On June 6, 2011, the New Jersey Public Broadcasting Authority agreed to sell five FM stations in Southern New Jersey to WHYY. The purchase was made through an anonymous one-million dollar grant and a non-cash agreement that included scholarships for students and teachers. The five stations were previously the southern portion of the New Jersey Network's statewide radio service.

The transaction was announced by Governor Chris Christie, as part of his long-term goal to end state-subsidized public broadcasting. The governor's critics maintained that scrapping New Jersey Network effectively ended all non-commercial statewide news coverage. It was also noted that the sale eliminated a source of legislative oversight frequently critical of the Christie administration.

WHYY assumed control of the stations through a management agreement on July 1, 2011, pending FCC approval for the acquisition. At that point, the stations began to simulcast WHYY-FM programming. The five stations are:

The stations all operate at relatively low power due to the crowded state of the noncommercial end of the FM dial in the northeastern United States. They primarily serve areas of southern New Jersey not covered by the main WHYY-FM signal, which itself operates at a relatively modest 13,500 watts. However, their combined footprint extends WHYY-FM's coverage from Berks County to the Jersey Shore.

In November 2022, WHYY began to reduce its New Jersey radio footprint by announcing that it would sell WNJB-FM to non-profit Christian broadcaster, The Bridge of Hope, Inc., which owns WKNZ in Harrington, Delaware. The sale was approved by the FCC and was later completed in February 2023.

In March 2023, WHYY also announced that it would sell WNJS-FM to the Bux-Mont Educational Radio Association which owns WRDV for $110,000. The sale of the station was consummated on June 15, 2023.

| Call sign | Frequency | City of license | FID | ERP (W) | HAAT | Class | Transmitter coordinates | FCC info |
|---|---|---|---|---|---|---|---|---|
| WNJB-FM | 89.3 FM | Bridgeton, New Jersey | 48934 | 2,500 vert 1 horiz | 67 m (220 ft) | A | 39°27′35.4″N 75°9′26.7″W﻿ / ﻿39.459833°N 75.157417°W | LMS |
| WNJM | 89.9 FM | Manahawkin, New Jersey | 48460 | 250 vert 1 horiz | 69.5 m (228 ft) | A | 39°41′53.4″N 74°14′4.5″W﻿ / ﻿39.698167°N 74.234583°W | LMS |
| WNJN-FM | 89.7 FM | Atlantic City, New Jersey | 48483 | 6,000 vert 25 horiz | 84 m (276 ft) | A | 39°27′40.4″N 74°41′4.5″W﻿ / ﻿39.461222°N 74.684583°W | LMS |
| WNJS-FM | 88.1 FM | Berlin, New Jersey | 48486 | 80 vert 1 horiz | 287 m (942 ft) | A | 39°43′41.4″N 74°50′37.6″W﻿ / ﻿39.728167°N 74.843778°W | LMS |
| WNJZ | 90.3 FM | Cape May Court House, New Jersey | 48464 | 6,000 | 72 m (236 ft) | A | 39°06′18.4″N 74°48′4.6″W﻿ / ﻿39.105111°N 74.801278°W | LMS |

== Billy Penn ==
In April 2019, WHYY acquired local news website Billy Penn. At its 2014 founding, the site was conceived as a "mobile-first" site packaging local news for millennials. The purchase was compared to New York public radio station WNYC buying the Gothamist in February 2018.

### AVAILABLE DATA
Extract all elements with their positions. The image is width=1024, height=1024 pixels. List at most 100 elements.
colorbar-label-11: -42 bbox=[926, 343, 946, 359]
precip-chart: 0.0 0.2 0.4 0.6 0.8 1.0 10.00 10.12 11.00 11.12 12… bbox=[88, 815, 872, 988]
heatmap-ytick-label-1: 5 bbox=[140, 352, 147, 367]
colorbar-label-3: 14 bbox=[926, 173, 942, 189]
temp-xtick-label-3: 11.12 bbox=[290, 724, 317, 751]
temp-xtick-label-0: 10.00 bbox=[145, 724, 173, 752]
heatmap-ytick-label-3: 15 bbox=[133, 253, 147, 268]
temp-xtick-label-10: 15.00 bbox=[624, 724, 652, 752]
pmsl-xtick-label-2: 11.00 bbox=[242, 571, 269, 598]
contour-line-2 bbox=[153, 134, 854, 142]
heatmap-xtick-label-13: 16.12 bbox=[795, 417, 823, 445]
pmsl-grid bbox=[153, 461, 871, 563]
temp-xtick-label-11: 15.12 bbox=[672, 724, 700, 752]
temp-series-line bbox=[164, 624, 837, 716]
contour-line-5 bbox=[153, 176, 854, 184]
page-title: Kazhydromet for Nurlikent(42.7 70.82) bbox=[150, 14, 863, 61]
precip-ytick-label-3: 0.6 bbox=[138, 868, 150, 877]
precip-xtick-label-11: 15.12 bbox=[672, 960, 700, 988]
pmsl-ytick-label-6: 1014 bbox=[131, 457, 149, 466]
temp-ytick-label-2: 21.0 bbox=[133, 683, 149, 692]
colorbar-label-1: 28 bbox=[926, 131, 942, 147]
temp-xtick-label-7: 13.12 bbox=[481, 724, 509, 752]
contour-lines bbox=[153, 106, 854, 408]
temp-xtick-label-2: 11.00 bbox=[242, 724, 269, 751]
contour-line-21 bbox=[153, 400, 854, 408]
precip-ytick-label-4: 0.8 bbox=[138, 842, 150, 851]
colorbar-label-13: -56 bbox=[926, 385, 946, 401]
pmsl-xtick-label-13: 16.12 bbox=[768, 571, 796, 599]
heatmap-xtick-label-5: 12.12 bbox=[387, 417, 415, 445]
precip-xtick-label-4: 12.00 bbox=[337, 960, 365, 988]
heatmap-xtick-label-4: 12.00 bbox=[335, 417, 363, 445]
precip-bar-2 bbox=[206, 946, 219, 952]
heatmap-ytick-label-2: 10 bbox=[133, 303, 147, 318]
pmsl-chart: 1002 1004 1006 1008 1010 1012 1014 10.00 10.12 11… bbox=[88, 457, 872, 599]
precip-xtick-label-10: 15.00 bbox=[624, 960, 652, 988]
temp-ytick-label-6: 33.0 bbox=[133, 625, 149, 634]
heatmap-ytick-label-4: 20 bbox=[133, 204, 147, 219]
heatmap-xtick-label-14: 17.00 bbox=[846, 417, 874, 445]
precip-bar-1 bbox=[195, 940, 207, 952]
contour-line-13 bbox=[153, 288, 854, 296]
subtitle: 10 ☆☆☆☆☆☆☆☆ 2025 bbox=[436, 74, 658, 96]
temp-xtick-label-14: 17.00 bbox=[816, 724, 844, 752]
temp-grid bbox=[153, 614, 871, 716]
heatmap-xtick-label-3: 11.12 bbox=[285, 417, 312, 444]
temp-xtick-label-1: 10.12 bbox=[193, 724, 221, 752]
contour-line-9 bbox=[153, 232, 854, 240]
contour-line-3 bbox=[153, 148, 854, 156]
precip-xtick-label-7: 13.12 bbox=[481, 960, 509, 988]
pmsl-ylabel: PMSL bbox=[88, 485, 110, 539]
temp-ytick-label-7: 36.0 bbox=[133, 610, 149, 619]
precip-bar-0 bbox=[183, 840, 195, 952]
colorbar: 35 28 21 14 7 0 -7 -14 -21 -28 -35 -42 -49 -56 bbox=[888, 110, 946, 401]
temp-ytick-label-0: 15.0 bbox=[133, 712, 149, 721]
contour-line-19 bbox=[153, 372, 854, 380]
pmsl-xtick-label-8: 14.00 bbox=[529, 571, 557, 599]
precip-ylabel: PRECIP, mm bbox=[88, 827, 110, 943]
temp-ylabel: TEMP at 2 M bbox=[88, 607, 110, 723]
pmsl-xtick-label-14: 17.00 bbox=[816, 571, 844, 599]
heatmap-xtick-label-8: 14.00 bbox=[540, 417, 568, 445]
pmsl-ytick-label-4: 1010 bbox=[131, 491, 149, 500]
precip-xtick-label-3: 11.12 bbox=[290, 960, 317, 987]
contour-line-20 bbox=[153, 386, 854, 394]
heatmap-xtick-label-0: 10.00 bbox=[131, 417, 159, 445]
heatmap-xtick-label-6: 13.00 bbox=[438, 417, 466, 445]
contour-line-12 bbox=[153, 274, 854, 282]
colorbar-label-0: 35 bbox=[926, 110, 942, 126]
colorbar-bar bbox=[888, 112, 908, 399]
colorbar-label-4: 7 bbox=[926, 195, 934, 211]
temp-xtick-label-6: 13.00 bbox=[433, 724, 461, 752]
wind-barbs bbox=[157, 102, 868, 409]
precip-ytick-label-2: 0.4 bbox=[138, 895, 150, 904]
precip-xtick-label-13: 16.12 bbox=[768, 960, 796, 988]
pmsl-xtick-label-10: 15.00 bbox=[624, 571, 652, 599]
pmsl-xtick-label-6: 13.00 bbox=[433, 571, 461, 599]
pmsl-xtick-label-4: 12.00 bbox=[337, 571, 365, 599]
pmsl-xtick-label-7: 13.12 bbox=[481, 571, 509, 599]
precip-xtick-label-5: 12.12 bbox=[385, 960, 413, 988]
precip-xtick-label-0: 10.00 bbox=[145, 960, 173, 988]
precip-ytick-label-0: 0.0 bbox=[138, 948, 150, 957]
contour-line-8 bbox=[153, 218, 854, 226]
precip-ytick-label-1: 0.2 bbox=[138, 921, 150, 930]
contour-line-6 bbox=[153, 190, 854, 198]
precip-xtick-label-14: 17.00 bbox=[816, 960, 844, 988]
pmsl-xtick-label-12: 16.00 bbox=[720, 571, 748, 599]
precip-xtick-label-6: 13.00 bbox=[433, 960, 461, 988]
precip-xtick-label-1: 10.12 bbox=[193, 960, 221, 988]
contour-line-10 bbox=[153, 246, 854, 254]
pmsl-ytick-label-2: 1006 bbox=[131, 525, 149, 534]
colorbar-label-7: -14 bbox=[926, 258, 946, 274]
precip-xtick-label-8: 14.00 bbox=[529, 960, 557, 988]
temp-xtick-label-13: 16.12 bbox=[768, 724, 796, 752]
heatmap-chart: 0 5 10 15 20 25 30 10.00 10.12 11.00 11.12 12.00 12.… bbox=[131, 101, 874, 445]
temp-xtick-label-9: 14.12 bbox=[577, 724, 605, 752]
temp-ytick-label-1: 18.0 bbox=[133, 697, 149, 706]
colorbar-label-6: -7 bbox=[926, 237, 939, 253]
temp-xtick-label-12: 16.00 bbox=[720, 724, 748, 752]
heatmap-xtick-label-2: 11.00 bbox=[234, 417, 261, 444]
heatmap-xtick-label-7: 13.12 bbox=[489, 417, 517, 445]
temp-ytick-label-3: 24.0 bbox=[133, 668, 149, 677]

### PROBLEM DETAILS
Retype the stretch of the WHYY passage from "In November 2022, WHYY" through "in February 2023.". The entries were taken from a different source than the WHYY passage.

### RESULT
In November 2022, WHYY began to reduce its New Jersey radio footprint by announcing that it would sell WNJB-FM to non-profit Christian broadcaster, The Bridge of Hope, Inc., which owns WKNZ in Harrington, Delaware. The sale was approved by the FCC and was later completed in February 2023.